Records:

* * *

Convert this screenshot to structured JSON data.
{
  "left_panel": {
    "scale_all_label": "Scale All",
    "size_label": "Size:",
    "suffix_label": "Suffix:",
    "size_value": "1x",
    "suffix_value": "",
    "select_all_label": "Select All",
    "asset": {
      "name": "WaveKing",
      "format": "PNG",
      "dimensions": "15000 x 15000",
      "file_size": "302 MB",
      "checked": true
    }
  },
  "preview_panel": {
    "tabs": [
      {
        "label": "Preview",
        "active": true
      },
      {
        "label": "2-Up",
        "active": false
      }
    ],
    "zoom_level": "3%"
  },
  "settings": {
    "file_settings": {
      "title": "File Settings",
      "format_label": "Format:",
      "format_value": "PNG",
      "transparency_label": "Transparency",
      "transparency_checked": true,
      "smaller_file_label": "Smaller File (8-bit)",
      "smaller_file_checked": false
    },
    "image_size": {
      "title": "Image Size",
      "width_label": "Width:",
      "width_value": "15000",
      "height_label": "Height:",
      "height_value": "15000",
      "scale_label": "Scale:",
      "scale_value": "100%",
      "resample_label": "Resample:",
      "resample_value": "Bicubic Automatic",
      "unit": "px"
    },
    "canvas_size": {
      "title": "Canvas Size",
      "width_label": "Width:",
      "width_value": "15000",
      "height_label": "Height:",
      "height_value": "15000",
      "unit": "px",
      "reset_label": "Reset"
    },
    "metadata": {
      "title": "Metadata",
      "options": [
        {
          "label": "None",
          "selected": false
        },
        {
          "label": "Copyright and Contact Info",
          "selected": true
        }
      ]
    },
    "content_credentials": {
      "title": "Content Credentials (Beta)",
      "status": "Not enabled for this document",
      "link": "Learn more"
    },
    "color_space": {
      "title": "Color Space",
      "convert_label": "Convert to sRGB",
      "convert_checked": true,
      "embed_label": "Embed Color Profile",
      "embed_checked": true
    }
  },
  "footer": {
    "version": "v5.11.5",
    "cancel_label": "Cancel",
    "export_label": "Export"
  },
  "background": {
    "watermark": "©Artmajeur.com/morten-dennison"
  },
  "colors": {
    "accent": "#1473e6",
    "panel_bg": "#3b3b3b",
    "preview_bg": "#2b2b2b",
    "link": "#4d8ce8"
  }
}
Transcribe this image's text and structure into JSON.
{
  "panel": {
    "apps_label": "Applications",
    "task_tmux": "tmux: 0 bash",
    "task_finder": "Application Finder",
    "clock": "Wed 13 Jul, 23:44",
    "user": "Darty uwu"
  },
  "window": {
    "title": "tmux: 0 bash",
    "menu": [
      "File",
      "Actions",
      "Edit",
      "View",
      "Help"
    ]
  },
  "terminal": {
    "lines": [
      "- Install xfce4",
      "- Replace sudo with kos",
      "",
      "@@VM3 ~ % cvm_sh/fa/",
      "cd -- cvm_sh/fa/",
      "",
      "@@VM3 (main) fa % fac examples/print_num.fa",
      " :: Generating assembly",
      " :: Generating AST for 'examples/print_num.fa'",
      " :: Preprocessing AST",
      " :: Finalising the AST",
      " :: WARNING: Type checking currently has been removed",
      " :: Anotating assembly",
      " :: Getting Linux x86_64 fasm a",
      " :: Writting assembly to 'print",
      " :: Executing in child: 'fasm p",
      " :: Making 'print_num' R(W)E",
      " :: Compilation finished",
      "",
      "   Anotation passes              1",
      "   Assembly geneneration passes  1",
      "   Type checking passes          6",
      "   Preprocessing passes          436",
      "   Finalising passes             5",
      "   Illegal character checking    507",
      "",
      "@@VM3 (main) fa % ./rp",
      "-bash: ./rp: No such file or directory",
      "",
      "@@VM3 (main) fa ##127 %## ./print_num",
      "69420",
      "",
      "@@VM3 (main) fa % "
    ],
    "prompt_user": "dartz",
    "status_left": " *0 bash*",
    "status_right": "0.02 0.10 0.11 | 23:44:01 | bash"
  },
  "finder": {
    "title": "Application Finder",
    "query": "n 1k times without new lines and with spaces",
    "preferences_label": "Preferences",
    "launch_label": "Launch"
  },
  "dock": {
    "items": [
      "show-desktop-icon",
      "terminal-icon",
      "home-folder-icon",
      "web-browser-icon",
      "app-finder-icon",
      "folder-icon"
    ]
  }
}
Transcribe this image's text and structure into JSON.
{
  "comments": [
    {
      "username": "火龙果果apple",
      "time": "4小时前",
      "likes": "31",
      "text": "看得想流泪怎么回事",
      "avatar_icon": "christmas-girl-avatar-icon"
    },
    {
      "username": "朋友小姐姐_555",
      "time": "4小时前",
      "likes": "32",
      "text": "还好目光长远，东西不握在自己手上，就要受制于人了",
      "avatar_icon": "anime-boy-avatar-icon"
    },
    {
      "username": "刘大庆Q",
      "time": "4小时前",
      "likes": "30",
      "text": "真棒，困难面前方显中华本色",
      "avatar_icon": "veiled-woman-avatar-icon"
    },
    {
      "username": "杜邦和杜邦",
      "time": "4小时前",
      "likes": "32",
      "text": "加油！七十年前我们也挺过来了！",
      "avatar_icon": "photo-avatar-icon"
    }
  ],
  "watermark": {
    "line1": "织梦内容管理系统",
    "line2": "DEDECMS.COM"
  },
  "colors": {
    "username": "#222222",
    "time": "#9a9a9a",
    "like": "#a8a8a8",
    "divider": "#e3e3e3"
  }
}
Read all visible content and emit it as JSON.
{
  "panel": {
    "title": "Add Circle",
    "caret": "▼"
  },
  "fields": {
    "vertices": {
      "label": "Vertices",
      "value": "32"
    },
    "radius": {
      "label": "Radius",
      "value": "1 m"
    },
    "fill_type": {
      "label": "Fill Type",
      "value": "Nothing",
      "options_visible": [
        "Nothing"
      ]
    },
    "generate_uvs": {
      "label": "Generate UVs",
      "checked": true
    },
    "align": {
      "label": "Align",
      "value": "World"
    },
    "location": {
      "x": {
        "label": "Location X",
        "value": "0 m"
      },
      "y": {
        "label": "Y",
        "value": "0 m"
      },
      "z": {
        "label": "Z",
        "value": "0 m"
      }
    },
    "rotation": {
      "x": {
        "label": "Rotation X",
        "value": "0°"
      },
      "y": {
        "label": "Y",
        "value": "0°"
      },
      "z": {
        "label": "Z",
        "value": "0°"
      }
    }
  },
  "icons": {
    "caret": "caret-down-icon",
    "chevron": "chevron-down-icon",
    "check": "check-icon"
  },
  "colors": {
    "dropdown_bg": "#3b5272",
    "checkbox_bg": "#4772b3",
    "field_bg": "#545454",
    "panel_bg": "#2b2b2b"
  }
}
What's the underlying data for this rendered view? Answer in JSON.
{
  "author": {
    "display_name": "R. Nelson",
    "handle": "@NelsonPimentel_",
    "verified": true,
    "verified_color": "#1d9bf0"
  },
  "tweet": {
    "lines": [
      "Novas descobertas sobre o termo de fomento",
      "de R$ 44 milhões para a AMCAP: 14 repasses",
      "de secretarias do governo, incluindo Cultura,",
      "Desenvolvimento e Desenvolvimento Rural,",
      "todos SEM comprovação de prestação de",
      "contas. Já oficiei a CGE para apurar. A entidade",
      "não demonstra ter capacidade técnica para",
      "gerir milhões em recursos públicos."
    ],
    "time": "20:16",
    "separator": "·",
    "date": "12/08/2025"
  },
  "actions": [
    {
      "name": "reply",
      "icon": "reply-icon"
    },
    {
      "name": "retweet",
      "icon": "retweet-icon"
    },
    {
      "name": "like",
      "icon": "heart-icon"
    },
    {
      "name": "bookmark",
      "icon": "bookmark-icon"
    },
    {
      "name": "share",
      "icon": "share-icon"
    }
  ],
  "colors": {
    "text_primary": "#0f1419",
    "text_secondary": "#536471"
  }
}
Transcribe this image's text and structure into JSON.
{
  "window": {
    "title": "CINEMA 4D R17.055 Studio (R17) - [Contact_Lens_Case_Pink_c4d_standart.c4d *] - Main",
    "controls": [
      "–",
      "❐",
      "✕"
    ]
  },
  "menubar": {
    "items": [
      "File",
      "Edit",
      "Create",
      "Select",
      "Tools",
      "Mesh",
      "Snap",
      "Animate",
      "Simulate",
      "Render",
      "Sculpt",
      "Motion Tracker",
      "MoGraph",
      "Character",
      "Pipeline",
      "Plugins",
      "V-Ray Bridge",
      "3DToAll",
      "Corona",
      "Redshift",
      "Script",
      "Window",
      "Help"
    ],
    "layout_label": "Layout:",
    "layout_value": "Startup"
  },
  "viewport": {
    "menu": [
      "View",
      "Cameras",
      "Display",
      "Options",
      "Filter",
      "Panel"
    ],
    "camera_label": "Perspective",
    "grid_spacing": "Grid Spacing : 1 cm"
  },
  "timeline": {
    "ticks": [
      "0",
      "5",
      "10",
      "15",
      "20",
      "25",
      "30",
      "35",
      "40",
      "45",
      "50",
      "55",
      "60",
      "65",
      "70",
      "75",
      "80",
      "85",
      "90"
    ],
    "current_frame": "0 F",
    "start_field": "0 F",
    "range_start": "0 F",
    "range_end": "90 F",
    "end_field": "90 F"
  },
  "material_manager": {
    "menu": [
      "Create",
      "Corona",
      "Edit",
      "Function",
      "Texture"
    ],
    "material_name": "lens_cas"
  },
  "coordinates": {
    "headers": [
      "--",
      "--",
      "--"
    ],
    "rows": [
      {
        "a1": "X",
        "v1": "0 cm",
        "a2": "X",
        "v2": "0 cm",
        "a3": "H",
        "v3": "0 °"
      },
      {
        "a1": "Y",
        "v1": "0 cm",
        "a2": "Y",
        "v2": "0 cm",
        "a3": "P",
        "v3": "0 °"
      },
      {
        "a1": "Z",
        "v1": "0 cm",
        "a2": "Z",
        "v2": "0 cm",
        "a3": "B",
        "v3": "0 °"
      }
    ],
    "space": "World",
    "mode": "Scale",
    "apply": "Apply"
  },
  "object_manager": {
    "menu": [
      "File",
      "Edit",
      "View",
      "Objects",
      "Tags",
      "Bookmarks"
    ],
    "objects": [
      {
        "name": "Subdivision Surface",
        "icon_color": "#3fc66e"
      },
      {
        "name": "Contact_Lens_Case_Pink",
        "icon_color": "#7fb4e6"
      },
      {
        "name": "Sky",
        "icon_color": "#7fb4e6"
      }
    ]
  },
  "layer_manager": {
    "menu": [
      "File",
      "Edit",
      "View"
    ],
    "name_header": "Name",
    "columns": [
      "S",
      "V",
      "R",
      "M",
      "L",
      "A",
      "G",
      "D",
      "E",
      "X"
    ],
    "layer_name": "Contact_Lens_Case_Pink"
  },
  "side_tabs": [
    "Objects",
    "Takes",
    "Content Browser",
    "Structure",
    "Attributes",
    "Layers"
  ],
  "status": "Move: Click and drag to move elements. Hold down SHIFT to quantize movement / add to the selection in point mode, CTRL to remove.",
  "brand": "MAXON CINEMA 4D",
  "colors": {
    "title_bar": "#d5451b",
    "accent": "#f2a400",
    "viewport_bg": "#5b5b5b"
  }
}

* * *

WHAT IS BEING ASKED: Copy each line containing the word "true" from the data.

WRITTEN RESPONSE:
      "checked": true
        "active": true
      "transparency_checked": true,
          "selected": true
      "convert_checked": true,
      "embed_checked": true
      "checked": true
    "verified": true,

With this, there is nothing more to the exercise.